• _WRITTEN REQUEST_
Search the material below for the string "JSON" and list each line that holds it.

==== RECORD SET ====

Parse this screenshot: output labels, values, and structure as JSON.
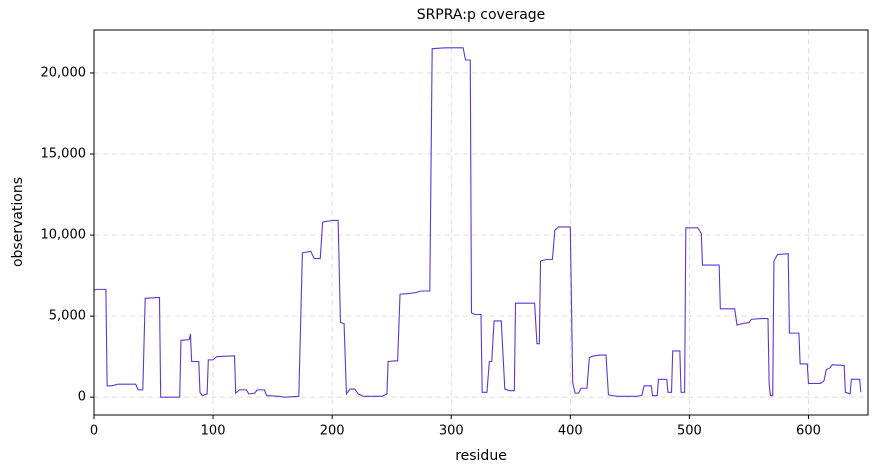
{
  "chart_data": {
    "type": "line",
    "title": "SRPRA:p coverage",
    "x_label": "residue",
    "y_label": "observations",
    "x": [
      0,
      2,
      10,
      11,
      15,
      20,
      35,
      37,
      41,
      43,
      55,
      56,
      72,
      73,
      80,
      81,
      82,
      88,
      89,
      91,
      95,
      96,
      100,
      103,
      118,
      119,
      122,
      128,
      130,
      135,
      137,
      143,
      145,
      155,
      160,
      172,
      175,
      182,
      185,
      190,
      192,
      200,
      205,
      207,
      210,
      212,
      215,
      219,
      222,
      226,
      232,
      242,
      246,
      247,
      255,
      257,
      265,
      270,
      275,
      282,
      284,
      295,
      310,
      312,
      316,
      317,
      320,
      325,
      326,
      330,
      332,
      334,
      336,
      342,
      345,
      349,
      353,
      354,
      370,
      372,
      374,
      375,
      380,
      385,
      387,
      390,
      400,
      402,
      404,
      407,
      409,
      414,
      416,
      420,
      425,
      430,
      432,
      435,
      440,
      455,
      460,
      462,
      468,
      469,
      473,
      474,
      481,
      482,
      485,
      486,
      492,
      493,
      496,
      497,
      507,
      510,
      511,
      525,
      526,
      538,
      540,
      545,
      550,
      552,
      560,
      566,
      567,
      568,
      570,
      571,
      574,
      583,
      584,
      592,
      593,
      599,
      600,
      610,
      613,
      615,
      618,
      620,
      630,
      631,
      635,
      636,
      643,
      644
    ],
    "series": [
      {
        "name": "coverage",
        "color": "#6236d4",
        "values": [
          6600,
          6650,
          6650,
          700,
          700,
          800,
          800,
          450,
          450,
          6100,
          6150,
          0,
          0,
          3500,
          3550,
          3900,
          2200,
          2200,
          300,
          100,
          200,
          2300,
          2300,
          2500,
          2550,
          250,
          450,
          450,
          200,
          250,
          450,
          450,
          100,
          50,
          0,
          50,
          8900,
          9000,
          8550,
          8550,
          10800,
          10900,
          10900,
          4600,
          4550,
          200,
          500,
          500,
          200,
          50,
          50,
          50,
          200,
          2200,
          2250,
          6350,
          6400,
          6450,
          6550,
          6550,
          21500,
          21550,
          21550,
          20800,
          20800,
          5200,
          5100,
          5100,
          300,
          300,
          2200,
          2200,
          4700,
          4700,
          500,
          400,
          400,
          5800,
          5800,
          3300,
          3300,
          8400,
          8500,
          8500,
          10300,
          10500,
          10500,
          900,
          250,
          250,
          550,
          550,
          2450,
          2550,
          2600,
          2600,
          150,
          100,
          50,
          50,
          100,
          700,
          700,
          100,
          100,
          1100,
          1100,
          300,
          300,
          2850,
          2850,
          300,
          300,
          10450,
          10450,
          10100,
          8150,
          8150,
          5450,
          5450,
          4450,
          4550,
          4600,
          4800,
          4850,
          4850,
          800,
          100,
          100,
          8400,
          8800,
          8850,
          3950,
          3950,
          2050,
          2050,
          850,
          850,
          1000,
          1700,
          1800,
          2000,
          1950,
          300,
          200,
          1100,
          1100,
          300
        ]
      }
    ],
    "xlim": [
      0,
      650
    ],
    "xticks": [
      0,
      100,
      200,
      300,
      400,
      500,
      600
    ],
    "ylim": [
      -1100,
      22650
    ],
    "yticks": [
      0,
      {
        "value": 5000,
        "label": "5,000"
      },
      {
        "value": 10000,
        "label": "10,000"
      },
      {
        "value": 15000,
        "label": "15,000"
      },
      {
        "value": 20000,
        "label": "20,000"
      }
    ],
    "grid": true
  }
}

====
==== RECORD SET ====

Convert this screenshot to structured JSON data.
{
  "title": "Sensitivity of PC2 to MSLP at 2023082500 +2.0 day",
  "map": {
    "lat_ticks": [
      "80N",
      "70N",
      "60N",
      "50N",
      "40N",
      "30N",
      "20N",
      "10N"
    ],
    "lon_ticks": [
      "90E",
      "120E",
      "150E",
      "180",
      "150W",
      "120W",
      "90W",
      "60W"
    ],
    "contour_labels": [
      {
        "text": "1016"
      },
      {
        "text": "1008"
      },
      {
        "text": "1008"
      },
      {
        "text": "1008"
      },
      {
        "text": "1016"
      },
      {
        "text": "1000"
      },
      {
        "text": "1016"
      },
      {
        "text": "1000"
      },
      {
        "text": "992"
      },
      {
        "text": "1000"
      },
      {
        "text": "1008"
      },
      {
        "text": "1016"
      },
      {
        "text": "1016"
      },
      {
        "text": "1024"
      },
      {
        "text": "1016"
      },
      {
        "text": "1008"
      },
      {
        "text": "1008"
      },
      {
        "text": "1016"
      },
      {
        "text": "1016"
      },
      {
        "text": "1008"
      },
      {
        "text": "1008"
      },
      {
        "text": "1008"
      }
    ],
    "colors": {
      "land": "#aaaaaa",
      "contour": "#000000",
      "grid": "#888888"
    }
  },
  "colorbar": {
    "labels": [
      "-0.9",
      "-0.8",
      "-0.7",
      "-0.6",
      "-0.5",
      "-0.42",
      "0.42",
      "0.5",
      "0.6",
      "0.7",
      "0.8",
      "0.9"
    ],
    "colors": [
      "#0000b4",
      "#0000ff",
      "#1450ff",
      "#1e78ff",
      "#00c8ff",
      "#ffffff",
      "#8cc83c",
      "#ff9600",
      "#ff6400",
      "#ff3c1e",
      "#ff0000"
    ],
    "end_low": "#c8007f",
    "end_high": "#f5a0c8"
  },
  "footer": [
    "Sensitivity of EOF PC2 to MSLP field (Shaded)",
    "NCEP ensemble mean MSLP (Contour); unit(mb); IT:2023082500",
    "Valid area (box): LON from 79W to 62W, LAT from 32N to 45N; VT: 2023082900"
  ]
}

====
==== RECORD SET ====

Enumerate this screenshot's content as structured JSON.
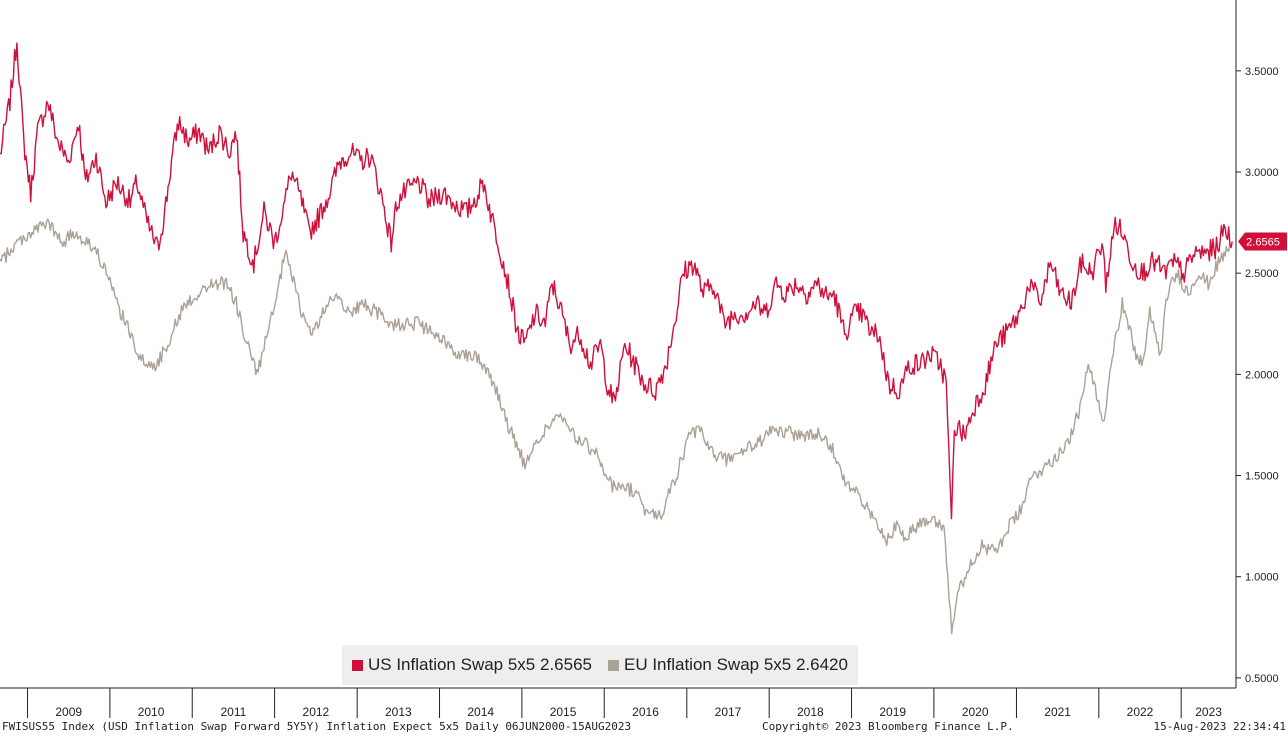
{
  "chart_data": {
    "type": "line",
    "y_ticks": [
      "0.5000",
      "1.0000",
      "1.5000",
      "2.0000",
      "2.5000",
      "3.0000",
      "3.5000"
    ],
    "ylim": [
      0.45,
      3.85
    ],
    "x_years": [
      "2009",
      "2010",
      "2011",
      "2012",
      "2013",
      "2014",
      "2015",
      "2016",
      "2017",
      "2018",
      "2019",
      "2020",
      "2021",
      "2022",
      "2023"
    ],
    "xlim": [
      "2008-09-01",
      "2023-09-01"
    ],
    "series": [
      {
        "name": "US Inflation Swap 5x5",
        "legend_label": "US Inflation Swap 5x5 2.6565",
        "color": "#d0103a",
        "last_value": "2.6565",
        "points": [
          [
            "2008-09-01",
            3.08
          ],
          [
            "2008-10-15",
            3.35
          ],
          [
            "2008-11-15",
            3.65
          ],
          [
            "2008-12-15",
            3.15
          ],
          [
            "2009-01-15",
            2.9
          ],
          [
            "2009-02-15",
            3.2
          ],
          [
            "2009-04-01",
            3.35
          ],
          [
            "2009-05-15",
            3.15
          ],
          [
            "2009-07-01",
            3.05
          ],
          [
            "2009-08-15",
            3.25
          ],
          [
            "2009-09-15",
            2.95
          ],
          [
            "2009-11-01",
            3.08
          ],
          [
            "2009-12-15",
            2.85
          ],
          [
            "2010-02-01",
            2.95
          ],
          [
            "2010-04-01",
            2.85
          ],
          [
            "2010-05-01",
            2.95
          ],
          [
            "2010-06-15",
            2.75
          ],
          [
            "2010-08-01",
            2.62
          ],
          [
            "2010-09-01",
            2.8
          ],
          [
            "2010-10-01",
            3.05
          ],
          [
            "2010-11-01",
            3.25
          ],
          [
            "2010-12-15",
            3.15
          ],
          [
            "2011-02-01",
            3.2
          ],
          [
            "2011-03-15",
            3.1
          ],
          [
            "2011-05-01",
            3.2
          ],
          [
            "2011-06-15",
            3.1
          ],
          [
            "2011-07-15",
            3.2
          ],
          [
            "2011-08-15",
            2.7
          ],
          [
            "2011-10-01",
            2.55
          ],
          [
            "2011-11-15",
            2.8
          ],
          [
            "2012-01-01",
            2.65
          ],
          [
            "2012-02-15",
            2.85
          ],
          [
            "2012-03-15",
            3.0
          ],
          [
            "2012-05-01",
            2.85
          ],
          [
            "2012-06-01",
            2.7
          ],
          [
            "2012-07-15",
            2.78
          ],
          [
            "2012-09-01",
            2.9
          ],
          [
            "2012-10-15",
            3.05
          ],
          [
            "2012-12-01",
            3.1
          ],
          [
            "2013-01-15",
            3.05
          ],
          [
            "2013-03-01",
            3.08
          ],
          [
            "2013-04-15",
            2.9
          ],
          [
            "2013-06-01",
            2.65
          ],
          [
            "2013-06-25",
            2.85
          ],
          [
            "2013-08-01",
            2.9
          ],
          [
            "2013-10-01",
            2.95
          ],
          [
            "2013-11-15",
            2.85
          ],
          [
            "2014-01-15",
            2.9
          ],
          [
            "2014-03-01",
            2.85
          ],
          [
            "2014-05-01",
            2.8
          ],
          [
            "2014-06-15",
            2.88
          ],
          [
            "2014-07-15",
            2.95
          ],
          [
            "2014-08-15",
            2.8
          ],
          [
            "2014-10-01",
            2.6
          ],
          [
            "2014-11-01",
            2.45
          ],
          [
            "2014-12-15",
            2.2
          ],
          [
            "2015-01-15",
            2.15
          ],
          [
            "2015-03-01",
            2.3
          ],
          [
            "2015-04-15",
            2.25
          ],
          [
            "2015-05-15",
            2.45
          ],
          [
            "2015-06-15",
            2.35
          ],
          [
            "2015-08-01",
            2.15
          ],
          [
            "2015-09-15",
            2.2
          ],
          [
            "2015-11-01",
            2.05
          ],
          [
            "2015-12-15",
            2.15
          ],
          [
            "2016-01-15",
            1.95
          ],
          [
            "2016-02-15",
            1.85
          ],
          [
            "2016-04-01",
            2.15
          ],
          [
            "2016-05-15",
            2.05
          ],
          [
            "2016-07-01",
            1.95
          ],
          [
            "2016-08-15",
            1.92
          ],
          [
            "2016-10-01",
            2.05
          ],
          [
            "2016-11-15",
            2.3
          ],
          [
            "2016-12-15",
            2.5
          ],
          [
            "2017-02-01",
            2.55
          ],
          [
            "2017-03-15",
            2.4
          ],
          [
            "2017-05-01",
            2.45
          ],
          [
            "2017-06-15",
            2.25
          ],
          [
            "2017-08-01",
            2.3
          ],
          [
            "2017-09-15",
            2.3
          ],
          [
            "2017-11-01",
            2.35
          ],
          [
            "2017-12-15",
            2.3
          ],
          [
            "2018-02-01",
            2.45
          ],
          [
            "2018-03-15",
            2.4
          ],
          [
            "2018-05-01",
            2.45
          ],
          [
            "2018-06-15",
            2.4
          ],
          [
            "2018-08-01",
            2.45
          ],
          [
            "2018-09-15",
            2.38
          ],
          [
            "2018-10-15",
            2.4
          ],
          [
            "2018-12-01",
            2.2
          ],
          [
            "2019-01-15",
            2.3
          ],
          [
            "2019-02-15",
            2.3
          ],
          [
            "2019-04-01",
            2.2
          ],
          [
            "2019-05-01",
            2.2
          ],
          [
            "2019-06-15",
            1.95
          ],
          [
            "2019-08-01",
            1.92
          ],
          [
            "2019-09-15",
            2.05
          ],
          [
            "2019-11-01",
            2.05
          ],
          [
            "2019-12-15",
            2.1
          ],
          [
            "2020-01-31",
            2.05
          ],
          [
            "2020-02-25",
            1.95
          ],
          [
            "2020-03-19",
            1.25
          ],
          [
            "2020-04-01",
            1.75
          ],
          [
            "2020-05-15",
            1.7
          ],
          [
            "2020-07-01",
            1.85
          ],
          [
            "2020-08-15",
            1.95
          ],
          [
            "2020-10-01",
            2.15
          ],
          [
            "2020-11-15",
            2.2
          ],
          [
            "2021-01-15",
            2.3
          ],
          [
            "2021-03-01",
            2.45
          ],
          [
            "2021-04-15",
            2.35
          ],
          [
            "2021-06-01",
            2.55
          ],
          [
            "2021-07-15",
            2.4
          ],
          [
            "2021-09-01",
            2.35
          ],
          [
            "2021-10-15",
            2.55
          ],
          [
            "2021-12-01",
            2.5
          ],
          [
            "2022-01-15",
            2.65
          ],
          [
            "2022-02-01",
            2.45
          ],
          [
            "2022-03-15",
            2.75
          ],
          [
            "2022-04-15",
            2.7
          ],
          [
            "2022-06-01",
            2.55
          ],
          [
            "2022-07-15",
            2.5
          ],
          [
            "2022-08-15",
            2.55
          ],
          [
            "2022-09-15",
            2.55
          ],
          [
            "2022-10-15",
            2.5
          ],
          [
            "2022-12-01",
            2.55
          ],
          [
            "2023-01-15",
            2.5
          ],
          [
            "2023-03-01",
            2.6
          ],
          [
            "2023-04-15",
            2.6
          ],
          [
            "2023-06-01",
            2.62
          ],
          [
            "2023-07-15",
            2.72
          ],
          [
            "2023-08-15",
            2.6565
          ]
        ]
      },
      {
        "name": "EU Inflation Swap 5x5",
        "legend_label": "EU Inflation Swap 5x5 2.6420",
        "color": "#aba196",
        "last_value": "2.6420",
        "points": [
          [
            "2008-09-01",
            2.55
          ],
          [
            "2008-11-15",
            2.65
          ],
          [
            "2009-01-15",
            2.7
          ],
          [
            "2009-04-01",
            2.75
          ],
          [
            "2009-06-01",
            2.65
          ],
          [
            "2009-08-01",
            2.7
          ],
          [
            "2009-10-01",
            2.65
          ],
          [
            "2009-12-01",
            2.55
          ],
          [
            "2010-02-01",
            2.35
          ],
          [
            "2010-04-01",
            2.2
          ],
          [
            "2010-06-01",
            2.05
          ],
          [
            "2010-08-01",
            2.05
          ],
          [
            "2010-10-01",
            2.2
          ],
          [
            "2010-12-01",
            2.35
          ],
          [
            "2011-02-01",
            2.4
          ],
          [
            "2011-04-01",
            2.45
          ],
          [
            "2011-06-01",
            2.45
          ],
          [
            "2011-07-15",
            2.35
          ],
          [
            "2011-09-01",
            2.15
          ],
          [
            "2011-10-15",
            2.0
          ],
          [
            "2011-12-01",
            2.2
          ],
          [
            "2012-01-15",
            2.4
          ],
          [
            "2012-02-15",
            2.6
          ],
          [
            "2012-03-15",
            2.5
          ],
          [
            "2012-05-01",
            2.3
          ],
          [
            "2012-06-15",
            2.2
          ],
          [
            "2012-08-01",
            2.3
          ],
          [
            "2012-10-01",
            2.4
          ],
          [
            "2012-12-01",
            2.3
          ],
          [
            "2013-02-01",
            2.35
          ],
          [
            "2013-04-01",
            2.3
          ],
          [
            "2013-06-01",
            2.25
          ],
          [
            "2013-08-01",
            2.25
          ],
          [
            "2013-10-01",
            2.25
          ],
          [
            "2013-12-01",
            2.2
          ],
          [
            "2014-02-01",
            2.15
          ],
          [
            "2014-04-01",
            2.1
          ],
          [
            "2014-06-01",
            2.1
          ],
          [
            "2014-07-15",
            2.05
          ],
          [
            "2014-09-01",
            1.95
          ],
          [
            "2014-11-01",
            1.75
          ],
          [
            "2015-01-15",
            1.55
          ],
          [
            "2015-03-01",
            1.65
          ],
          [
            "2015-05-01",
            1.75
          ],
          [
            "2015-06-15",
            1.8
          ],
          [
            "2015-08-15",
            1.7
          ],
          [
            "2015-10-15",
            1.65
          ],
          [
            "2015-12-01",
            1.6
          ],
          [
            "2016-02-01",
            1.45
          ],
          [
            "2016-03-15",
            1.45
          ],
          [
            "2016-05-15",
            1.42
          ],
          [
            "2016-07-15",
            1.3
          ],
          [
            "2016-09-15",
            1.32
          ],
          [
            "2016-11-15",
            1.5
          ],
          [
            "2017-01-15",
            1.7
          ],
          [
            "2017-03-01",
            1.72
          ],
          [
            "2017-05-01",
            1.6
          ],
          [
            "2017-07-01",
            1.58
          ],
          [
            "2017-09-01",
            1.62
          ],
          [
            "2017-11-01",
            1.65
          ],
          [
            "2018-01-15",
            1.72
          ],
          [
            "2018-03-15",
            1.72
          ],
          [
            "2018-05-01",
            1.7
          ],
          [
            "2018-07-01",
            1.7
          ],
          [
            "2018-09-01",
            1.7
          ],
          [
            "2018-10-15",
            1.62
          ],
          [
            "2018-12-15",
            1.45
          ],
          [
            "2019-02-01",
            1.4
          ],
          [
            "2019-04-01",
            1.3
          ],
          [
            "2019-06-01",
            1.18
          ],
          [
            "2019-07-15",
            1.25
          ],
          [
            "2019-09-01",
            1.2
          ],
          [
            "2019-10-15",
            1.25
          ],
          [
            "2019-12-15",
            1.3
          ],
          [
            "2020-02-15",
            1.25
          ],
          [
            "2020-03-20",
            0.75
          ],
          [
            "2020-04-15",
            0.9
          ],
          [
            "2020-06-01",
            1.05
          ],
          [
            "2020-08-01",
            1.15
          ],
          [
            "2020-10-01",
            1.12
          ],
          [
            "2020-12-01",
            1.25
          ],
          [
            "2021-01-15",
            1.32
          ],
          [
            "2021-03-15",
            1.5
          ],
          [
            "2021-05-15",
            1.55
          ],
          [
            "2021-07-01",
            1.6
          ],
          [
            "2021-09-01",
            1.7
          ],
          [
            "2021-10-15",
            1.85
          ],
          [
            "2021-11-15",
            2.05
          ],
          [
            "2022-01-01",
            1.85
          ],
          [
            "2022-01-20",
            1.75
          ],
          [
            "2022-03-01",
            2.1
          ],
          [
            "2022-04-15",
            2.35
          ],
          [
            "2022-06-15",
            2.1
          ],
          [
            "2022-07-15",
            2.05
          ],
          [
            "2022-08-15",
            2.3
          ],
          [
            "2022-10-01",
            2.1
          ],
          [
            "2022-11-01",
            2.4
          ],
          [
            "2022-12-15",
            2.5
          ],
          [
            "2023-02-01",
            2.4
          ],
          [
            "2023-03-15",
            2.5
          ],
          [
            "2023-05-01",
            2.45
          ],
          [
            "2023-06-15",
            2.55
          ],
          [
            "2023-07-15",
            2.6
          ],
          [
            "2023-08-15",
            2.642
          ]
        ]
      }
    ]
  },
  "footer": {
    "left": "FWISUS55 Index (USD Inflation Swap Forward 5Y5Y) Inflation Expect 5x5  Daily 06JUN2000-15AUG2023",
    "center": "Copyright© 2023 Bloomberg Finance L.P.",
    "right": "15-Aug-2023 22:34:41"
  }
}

====

• _WORKED ANSWER_
Parse this screenshot: output labels, values, and structure as JSON.
Convert this screenshot to structured JSON data.
Enumerate this screenshot's content as structured JSON.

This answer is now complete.